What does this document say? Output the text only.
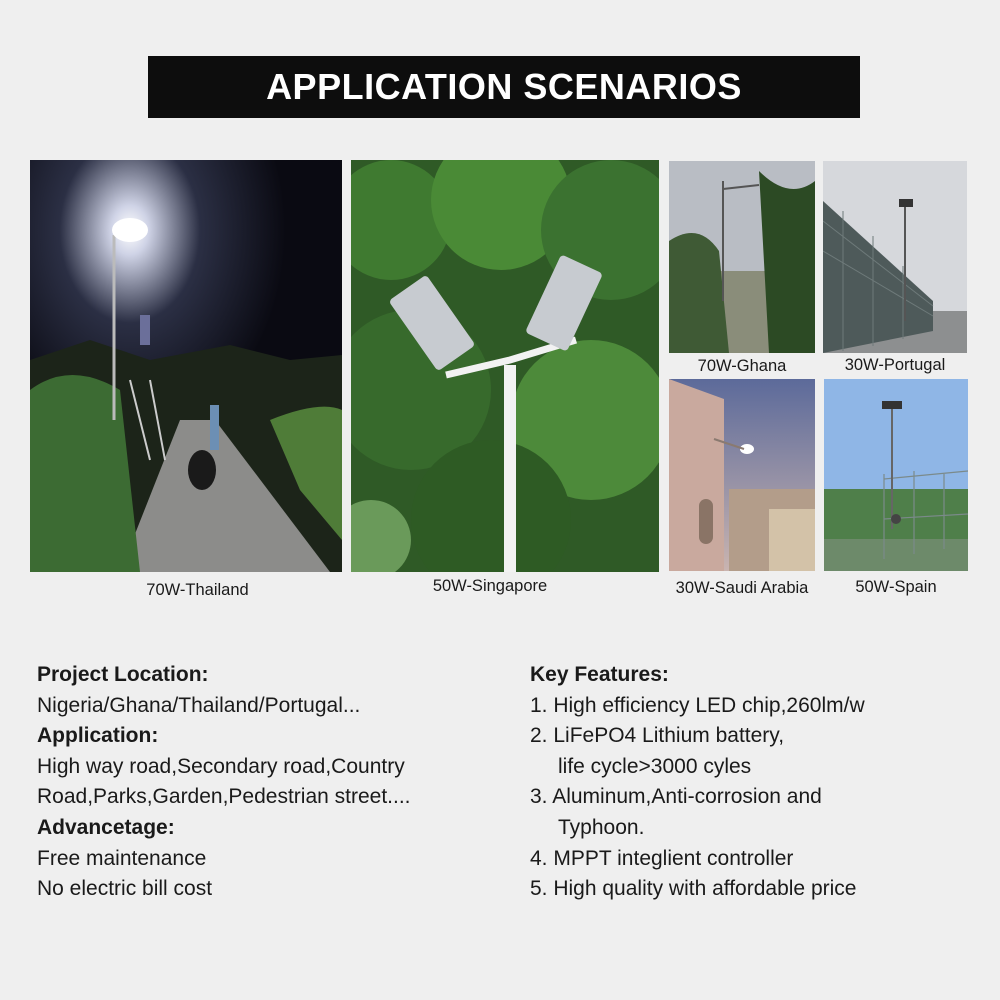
APPLICATION SCENARIOS
70W-Thailand	50W-Singapore
70W-Ghana	30W-Portugal
30W-Saudi Arabia	50W-Spain
Project Location:
Nigeria/Ghana/Thailand/Portugal...
Application:
High way road,Secondary road,Country
Road,Parks,Garden,Pedestrian street....
Advancetage:
Free maintenance
No electric bill cost
Key Features:
1. High efficiency LED chip,260lm/w
2. LiFePO4 Lithium battery,
life cycle>3000 cyles
3. Aluminum,Anti-corrosion and
Typhoon.
4. MPPT integlient controller
5. High quality with affordable price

Exercise: Reproduce the material word for word, minus the images.

Complete answer:
What does this document say? Output the text only.
APPLICATION SCENARIOS
70W-Thailand	50W-Singapore
70W-Ghana	30W-Portugal
30W-Saudi Arabia	50W-Spain
Project Location:
Nigeria/Ghana/Thailand/Portugal...
Application:
High way road,Secondary road,Country
Road,Parks,Garden,Pedestrian street....
Advancetage:
Free maintenance
No electric bill cost
Key Features:
1. High efficiency LED chip,260lm/w
2. LiFePO4 Lithium battery,
life cycle>3000 cyles
3. Aluminum,Anti-corrosion and
Typhoon.
4. MPPT integlient controller
5. High quality with affordable price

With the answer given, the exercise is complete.